Dataset rows about figures:
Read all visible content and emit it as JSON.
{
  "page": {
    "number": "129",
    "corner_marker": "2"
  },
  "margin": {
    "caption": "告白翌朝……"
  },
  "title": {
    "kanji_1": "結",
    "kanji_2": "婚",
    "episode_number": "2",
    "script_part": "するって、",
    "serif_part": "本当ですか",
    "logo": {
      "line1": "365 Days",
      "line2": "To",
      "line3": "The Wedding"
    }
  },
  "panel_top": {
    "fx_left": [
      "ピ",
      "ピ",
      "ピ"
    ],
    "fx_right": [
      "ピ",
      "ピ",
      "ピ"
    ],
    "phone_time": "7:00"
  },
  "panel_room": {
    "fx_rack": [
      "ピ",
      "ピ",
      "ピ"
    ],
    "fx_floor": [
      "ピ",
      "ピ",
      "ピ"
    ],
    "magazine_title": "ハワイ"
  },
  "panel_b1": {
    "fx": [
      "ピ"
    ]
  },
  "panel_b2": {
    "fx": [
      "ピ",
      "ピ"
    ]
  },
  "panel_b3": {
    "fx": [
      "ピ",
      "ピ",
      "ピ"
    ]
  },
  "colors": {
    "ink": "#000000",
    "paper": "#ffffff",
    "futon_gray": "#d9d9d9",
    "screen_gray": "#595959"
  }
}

## Aim
Make an exact copy of the listing, including every line.

## Exercise response
Read all visible content and emit it as JSON.
{
  "page": {
    "number": "129",
    "corner_marker": "2"
  },
  "margin": {
    "caption": "告白翌朝……"
  },
  "title": {
    "kanji_1": "結",
    "kanji_2": "婚",
    "episode_number": "2",
    "script_part": "するって、",
    "serif_part": "本当ですか",
    "logo": {
      "line1": "365 Days",
      "line2": "To",
      "line3": "The Wedding"
    }
  },
  "panel_top": {
    "fx_left": [
      "ピ",
      "ピ",
      "ピ"
    ],
    "fx_right": [
      "ピ",
      "ピ",
      "ピ"
    ],
    "phone_time": "7:00"
  },
  "panel_room": {
    "fx_rack": [
      "ピ",
      "ピ",
      "ピ"
    ],
    "fx_floor": [
      "ピ",
      "ピ",
      "ピ"
    ],
    "magazine_title": "ハワイ"
  },
  "panel_b1": {
    "fx": [
      "ピ"
    ]
  },
  "panel_b2": {
    "fx": [
      "ピ",
      "ピ"
    ]
  },
  "panel_b3": {
    "fx": [
      "ピ",
      "ピ",
      "ピ"
    ]
  },
  "colors": {
    "ink": "#000000",
    "paper": "#ffffff",
    "futon_gray": "#d9d9d9",
    "screen_gray": "#595959"
  }
}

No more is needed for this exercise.